▶ _Given exercise A_:
Answer these from the text on saving and credit below:
(i) How much of a First Home Grant might each person qualify for?
(ii) What did one commentator call the spending after the first lockdown in 2020?
(iii) Which chapter and verse of Psalms does the text quote?
▶ _Given exercise B_: In the text on saving and credit below, write out everything from "Today retailers use" down to "bought the product." again, putting "lay-away" in place of "layby".

▶ _Extract provided_:
§
What we are encouraged to do is to start saving. Put aside a little every week and it will accumulate over time. If your tamariki are working, make sure that they set up a Kiwisaver account. This becomes a compulsory savings account for them, something that the bank will consider as evidence that they can save money.
When it comes time to buy their first home, the government has put aside some attractive grants through Kainga Ora. They may qualify for as much as a $10,000 First Home Grant per person. But wait, there’s more…
That could equate to $20,000 for a couple, which can be used towards their deposit.
Obviously, T&C’s apply, and you can find out more by visiting https://kaingaora.govt.nz/.
2. A Leader Pays Off His Creditors On Time [Keep a clean credit history]
After the first lockdown in 2020, where retailers were closed for much of that period, people rushed back into the malls and spent BIG TIME! In fact, one commentator called it “Revenge Spending!” The trouble for many people is that they will spend, but sometimes fail to pay it back in a timely fashion. Surely that isn’t too bad a thing, is it?
Well, if you listen to the Psalmist, he would beg to differ. In Psalm Chapter 37, verse 21 he says, “The wicked borrow and do not repay, but the righteous give generously”. Don’t get sucked into the false sense of security, thinking that a small sum of money, let’s say $20, that isn’t paid back in time, will have little material impact on you. Unfortunately, it can.
Today retailers use “After Pay” to tempt your tamariki to buy now – pay later. Back in my day, we called it ‘layby’. The difference is that we had to pay up in full BEFORE we bought the product.
With After Pay, having monthly payments of only $20 may seem convenient, but if they miss a payment, it’s reflected in their credit history. Banks look for good financial character with every applicant. One measure will be their credit score. A $20 missed payment is given as much weight as $2,000. (If you want to see what your credit rating is for free, go to https://www.creditsimple.co.nz/.)
§
▶ _Entries provided_:

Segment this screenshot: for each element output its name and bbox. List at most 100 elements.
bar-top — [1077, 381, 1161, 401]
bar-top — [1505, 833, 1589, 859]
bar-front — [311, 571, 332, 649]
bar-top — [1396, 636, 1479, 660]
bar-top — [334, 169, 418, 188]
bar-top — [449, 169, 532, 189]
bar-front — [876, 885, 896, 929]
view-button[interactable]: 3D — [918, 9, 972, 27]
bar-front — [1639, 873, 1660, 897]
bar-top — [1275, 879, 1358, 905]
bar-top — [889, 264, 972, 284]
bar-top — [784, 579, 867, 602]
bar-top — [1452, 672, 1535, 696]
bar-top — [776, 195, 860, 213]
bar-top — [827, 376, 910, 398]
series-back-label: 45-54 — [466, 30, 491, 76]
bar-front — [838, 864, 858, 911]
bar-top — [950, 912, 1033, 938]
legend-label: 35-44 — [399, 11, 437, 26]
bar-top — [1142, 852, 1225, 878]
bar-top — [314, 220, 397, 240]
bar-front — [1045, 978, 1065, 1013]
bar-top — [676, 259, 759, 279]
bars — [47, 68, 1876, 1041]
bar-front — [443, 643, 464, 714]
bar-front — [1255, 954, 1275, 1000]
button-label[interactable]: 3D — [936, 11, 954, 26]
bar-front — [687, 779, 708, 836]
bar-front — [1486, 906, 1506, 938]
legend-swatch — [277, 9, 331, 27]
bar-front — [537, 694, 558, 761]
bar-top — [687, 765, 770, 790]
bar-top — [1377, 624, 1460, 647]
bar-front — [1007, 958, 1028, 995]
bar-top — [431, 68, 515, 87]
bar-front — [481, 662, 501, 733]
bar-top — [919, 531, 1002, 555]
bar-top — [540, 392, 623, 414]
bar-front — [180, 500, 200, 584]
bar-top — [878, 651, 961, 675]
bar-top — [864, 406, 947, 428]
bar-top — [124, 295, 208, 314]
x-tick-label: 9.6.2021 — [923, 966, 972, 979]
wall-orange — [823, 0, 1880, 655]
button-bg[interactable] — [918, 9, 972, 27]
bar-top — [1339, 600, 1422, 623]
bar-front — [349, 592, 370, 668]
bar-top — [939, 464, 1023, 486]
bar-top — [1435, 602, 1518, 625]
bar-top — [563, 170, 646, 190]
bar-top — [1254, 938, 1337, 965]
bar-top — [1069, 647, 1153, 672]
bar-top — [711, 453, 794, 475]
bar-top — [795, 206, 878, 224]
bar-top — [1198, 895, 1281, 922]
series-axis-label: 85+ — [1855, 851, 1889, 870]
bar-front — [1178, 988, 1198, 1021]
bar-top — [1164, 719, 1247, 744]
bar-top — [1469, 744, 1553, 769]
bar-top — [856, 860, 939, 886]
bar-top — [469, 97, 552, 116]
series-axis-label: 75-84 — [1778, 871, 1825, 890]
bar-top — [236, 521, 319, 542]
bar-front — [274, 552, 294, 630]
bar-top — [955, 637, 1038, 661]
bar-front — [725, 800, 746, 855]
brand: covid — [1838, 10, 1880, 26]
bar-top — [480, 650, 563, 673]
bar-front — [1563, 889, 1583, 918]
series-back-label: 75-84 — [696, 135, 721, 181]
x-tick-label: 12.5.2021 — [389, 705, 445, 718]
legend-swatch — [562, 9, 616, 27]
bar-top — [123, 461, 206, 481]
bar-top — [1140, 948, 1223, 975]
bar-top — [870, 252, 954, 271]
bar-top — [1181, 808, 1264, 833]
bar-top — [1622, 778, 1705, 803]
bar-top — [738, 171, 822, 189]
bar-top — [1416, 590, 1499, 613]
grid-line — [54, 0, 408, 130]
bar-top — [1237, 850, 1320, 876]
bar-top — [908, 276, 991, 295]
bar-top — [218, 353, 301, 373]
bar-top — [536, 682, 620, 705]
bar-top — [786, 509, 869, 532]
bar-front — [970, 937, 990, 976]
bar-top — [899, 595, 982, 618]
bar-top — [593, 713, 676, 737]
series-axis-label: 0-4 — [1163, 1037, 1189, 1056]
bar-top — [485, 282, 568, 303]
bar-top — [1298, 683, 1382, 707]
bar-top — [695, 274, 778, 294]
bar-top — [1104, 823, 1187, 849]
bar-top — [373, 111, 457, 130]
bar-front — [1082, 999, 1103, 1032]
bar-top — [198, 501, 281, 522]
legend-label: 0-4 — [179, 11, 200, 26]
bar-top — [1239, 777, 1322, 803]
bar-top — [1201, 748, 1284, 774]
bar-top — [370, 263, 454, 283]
§
▶ _Reply A_:
(i) As much as $10,000 per person.
(ii) "Revenge Spending!"
(iii) Chapter 37, verse 21.

▶ _Reply B_:
Today retailers use “After Pay” to tempt your tamariki to buy now – pay later. Back in my day, we called it ‘lay-away’. The difference is that we had to pay up in full BEFORE we bought the product.